Exercise -> Drop the pictures from the entries below, then reproduce the rest exactly.

Input for this task ->
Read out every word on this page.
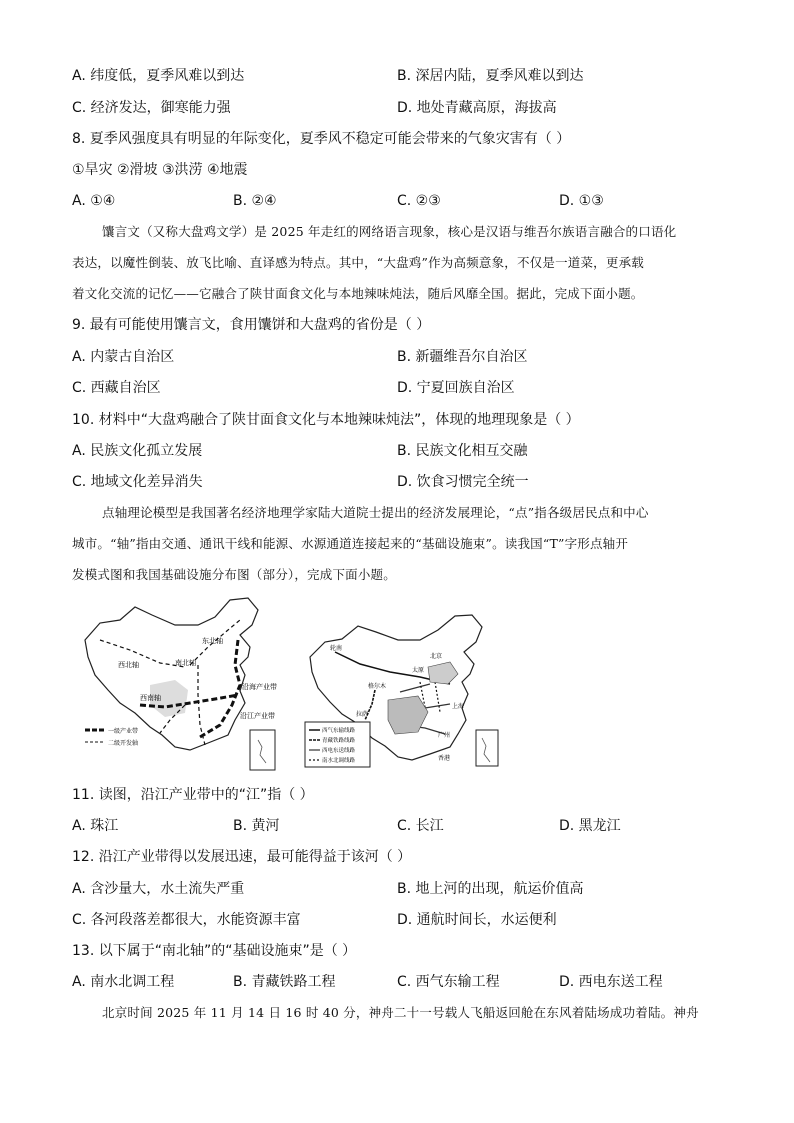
A. 纬度低，夏季风难以到达	B. 深居内陆，夏季风难以到达
C. 经济发达，御寒能力强	D. 地处青藏高原，海拔高
8. 夏季风强度具有明显的年际变化，夏季风不稳定可能会带来的气象灾害有（ ）
①旱灾 ②滑坡 ③洪涝 ④地震
A. ①④	B. ②④	C. ②③	D. ①③
馕言文（又称大盘鸡文学）是 2025 年走红的网络语言现象，核心是汉语与维吾尔族语言融合的口语化
表达，以魔性倒装、放飞比喻、直译感为特点。其中，“大盘鸡”作为高频意象，不仅是一道菜，更承载
着文化交流的记忆——它融合了陕甘面食文化与本地辣味炖法，随后风靡全国。据此，完成下面小题。
9. 最有可能使用馕言文，食用馕饼和大盘鸡的省份是（ ）
A. 内蒙古自治区	B. 新疆维吾尔自治区
C. 西藏自治区	D. 宁夏回族自治区
10. 材料中“大盘鸡融合了陕甘面食文化与本地辣味炖法”，体现的地理现象是（ ）
A. 民族文化孤立发展	B. 民族文化相互交融
C. 地域文化差异消失	D. 饮食习惯完全统一
点轴理论模型是我国著名经济地理学家陆大道院士提出的经济发展理论，“点”指各级居民点和中心
城市。“轴”指由交通、通讯干线和能源、水源通道连接起来的“基础设施束”。读我国“T”字形点轴开
发模式图和我国基础设施分布图（部分），完成下面小题。
东北轴
西北轴	南北轴
西南轴
沿海产业带
沿江产业带
一级产业带
二级开发轴
轮南
北京
格尔木
太原
拉萨
上海
广州
香港
西气东输线路
青藏铁路线路
西电东送线路
南水北调线路
11. 读图，沿江产业带中的“江”指（ ）
A. 珠江	B. 黄河	C. 长江	D. 黑龙江
12. 沿江产业带得以发展迅速，最可能得益于该河（ ）
A. 含沙量大，水土流失严重	B. 地上河的出现，航运价值高
C. 各河段落差都很大，水能资源丰富	D. 通航时间长，水运便利
13. 以下属于“南北轴”的“基础设施束”是（ ）
A. 南水北调工程	B. 青藏铁路工程	C. 西气东输工程	D. 西电东送工程
北京时间 2025 年 11 月 14 日 16 时 40 分，神舟二十一号载人飞船返回舱在东风着陆场成功着陆。神舟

Completed exercise ->
Read out every word on this page.
A. 纬度低，夏季风难以到达	B. 深居内陆，夏季风难以到达
C. 经济发达，御寒能力强	D. 地处青藏高原，海拔高
8. 夏季风强度具有明显的年际变化，夏季风不稳定可能会带来的气象灾害有（ ）
①旱灾 ②滑坡 ③洪涝 ④地震
A. ①④	B. ②④	C. ②③	D. ①③
馕言文（又称大盘鸡文学）是 2025 年走红的网络语言现象，核心是汉语与维吾尔族语言融合的口语化
表达，以魔性倒装、放飞比喻、直译感为特点。其中，“大盘鸡”作为高频意象，不仅是一道菜，更承载
着文化交流的记忆——它融合了陕甘面食文化与本地辣味炖法，随后风靡全国。据此，完成下面小题。
9. 最有可能使用馕言文，食用馕饼和大盘鸡的省份是（ ）
A. 内蒙古自治区	B. 新疆维吾尔自治区
C. 西藏自治区	D. 宁夏回族自治区
10. 材料中“大盘鸡融合了陕甘面食文化与本地辣味炖法”，体现的地理现象是（ ）
A. 民族文化孤立发展	B. 民族文化相互交融
C. 地域文化差异消失	D. 饮食习惯完全统一
点轴理论模型是我国著名经济地理学家陆大道院士提出的经济发展理论，“点”指各级居民点和中心
城市。“轴”指由交通、通讯干线和能源、水源通道连接起来的“基础设施束”。读我国“T”字形点轴开
发模式图和我国基础设施分布图（部分），完成下面小题。
东北轴
西北轴	南北轴
西南轴
沿海产业带
沿江产业带
一级产业带
二级开发轴
轮南
北京
格尔木
太原
拉萨
上海
广州
香港
西气东输线路
青藏铁路线路
西电东送线路
南水北调线路
11. 读图，沿江产业带中的“江”指（ ）
A. 珠江	B. 黄河	C. 长江	D. 黑龙江
12. 沿江产业带得以发展迅速，最可能得益于该河（ ）
A. 含沙量大，水土流失严重	B. 地上河的出现，航运价值高
C. 各河段落差都很大，水能资源丰富	D. 通航时间长，水运便利
13. 以下属于“南北轴”的“基础设施束”是（ ）
A. 南水北调工程	B. 青藏铁路工程	C. 西气东输工程	D. 西电东送工程
北京时间 2025 年 11 月 14 日 16 时 40 分，神舟二十一号载人飞船返回舱在东风着陆场成功着陆。神舟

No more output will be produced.